■ **EXERCISE INSTRUCTIONS**: Gather up all lines that carry the word "subtitle".

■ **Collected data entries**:
* * *

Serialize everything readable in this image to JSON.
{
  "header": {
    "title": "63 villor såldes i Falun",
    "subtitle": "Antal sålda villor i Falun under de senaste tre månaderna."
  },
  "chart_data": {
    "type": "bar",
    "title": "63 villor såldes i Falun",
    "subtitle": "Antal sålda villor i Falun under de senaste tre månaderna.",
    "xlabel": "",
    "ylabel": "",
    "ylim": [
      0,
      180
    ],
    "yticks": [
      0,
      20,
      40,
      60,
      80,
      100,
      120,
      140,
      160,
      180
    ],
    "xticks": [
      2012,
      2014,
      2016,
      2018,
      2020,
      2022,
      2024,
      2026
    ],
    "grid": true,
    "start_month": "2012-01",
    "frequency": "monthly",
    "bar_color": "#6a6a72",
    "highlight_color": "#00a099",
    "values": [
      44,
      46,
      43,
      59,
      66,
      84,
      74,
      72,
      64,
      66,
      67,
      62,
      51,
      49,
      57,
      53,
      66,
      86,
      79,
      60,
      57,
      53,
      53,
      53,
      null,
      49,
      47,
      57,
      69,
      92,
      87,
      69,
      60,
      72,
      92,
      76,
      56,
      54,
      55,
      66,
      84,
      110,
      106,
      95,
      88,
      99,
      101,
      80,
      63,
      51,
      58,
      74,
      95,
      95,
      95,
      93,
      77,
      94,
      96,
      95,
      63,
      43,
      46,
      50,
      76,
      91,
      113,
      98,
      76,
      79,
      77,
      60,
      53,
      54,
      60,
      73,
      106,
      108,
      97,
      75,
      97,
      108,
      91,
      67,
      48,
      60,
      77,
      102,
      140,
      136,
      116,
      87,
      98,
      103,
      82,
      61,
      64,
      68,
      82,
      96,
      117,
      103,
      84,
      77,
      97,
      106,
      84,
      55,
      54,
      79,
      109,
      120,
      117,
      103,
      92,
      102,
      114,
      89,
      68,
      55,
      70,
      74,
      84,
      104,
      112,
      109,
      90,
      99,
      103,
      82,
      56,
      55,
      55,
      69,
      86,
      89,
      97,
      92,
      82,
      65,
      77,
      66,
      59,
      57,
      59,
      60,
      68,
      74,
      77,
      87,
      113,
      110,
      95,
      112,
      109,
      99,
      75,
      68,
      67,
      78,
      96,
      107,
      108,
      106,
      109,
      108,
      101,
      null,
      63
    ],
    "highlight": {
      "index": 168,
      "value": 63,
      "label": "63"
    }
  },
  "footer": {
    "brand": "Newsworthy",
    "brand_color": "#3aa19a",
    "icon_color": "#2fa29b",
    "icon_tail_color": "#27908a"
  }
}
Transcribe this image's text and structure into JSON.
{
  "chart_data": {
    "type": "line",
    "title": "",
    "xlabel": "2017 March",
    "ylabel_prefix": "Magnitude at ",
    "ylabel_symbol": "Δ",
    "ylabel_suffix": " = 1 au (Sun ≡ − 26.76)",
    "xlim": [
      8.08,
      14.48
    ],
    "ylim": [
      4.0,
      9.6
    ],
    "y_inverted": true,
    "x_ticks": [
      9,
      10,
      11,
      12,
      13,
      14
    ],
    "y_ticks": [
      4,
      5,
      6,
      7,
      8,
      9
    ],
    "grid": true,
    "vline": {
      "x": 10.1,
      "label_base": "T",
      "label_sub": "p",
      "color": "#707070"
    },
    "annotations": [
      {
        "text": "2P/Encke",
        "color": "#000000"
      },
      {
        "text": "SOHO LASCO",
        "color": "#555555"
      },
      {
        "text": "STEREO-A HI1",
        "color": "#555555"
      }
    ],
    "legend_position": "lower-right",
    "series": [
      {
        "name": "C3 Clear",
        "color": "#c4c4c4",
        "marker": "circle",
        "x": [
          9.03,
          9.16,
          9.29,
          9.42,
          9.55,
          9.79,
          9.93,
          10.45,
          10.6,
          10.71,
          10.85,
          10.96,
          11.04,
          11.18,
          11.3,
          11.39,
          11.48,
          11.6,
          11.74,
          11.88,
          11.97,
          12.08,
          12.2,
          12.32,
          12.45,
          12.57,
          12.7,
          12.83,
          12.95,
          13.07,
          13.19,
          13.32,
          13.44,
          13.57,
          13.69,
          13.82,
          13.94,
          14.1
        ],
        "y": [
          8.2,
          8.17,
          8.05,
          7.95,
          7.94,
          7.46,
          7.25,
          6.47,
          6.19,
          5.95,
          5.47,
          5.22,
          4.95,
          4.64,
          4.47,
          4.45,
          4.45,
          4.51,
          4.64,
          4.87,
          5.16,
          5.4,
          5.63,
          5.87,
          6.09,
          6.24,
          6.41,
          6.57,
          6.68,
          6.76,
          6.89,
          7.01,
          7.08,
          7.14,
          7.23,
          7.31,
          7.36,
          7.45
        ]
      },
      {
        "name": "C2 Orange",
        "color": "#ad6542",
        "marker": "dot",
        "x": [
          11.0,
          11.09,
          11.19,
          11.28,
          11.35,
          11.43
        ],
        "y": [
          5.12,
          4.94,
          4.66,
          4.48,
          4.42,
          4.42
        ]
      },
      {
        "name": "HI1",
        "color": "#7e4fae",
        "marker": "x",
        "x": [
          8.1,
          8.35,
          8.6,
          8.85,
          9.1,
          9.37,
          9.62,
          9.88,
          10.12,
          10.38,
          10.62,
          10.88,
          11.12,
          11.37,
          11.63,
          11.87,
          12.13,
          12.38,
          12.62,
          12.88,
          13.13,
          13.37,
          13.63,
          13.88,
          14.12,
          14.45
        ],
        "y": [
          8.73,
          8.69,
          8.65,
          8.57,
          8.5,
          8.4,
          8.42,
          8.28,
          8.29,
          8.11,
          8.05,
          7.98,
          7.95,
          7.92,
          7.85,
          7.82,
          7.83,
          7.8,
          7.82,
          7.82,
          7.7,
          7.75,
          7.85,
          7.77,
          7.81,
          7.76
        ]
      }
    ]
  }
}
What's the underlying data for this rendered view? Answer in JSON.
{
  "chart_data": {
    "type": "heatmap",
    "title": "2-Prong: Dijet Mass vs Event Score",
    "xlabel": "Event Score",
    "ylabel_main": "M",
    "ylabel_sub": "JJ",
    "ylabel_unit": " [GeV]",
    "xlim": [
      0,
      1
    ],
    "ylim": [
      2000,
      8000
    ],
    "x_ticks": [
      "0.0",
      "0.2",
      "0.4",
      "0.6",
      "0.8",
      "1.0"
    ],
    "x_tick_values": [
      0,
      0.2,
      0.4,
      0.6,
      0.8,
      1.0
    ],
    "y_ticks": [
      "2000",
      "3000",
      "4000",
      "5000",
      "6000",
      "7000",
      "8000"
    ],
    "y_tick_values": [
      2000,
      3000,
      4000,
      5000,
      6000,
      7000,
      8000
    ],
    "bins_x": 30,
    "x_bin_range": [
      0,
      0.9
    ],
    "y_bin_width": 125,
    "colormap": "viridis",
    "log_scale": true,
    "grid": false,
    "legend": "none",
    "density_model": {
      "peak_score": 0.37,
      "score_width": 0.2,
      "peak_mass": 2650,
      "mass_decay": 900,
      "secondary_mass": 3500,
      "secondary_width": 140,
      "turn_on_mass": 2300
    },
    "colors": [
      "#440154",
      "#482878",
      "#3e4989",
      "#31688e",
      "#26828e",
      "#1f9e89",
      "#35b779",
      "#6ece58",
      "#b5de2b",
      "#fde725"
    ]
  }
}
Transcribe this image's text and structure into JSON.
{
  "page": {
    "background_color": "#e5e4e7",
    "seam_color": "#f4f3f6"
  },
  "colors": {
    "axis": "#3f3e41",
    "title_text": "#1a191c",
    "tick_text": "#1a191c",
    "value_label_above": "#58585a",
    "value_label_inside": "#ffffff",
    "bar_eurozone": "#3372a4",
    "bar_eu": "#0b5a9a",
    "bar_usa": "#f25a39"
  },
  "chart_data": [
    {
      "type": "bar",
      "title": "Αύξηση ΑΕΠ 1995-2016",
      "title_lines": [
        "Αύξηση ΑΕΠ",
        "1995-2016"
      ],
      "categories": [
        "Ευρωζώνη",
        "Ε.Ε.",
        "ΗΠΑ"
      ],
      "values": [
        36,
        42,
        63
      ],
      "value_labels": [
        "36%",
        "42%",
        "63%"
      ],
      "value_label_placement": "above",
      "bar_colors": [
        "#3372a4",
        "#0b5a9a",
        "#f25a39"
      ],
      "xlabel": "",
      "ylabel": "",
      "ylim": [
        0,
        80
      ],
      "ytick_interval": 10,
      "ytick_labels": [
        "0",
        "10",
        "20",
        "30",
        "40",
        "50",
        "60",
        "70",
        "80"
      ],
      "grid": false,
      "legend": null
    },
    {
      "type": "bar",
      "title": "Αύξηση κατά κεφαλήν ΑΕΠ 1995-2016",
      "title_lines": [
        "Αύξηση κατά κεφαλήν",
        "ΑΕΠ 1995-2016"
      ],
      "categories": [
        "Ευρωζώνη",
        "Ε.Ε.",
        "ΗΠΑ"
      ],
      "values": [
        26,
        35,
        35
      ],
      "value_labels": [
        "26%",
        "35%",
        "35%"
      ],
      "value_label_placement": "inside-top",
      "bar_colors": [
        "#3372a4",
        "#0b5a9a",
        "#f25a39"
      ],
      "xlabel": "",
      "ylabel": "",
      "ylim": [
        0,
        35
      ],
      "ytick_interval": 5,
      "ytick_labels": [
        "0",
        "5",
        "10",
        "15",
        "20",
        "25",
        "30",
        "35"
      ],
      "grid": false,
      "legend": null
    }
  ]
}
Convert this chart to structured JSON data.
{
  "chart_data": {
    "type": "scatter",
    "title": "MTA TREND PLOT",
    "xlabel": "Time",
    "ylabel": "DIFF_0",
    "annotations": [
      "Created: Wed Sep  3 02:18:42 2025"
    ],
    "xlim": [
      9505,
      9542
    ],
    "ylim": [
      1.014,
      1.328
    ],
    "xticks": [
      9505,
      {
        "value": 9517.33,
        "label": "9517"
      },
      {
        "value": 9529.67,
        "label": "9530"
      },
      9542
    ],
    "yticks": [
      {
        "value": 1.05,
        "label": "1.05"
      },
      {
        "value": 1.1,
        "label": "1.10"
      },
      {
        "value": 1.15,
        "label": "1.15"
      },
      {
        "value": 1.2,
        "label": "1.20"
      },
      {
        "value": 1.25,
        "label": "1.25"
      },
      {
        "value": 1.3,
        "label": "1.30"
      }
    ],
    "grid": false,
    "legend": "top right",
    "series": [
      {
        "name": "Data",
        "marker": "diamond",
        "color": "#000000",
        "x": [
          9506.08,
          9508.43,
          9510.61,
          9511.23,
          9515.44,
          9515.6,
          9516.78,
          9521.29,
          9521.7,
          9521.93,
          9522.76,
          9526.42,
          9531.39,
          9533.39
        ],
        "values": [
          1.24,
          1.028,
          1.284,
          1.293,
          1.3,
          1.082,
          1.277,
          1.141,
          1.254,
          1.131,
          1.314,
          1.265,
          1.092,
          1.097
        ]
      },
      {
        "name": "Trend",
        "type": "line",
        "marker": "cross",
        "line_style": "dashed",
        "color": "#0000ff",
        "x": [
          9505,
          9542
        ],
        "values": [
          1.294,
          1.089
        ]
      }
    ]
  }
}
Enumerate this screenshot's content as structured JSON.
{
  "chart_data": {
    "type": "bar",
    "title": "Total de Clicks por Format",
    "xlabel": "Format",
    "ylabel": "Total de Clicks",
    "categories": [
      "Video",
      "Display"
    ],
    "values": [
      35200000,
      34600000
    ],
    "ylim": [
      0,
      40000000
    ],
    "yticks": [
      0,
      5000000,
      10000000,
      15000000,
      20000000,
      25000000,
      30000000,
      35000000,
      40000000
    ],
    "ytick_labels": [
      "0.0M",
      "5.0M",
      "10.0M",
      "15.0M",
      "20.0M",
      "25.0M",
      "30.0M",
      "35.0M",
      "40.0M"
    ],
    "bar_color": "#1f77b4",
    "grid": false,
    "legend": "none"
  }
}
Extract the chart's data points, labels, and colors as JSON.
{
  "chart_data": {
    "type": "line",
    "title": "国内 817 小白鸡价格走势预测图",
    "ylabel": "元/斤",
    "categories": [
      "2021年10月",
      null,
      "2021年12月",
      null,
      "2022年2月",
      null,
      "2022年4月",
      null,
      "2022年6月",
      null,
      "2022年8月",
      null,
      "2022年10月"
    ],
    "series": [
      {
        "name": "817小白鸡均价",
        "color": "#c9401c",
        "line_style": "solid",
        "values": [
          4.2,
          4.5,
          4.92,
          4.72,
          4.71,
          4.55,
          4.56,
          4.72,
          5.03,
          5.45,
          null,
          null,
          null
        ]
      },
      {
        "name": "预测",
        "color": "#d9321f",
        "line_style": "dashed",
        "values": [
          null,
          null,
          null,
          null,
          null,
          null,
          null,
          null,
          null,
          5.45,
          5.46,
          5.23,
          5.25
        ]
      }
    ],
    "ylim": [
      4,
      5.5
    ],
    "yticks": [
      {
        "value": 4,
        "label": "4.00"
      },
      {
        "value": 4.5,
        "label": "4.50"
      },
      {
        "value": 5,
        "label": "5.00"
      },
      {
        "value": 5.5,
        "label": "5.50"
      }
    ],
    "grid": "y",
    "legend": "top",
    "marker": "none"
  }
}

* * *

■ **COMPLETE ANSWER**:
    "subtitle": "Antal sålda villor i Falun under de senaste tre månaderna."
    "subtitle": "Antal sålda villor i Falun under de senaste tre månaderna.",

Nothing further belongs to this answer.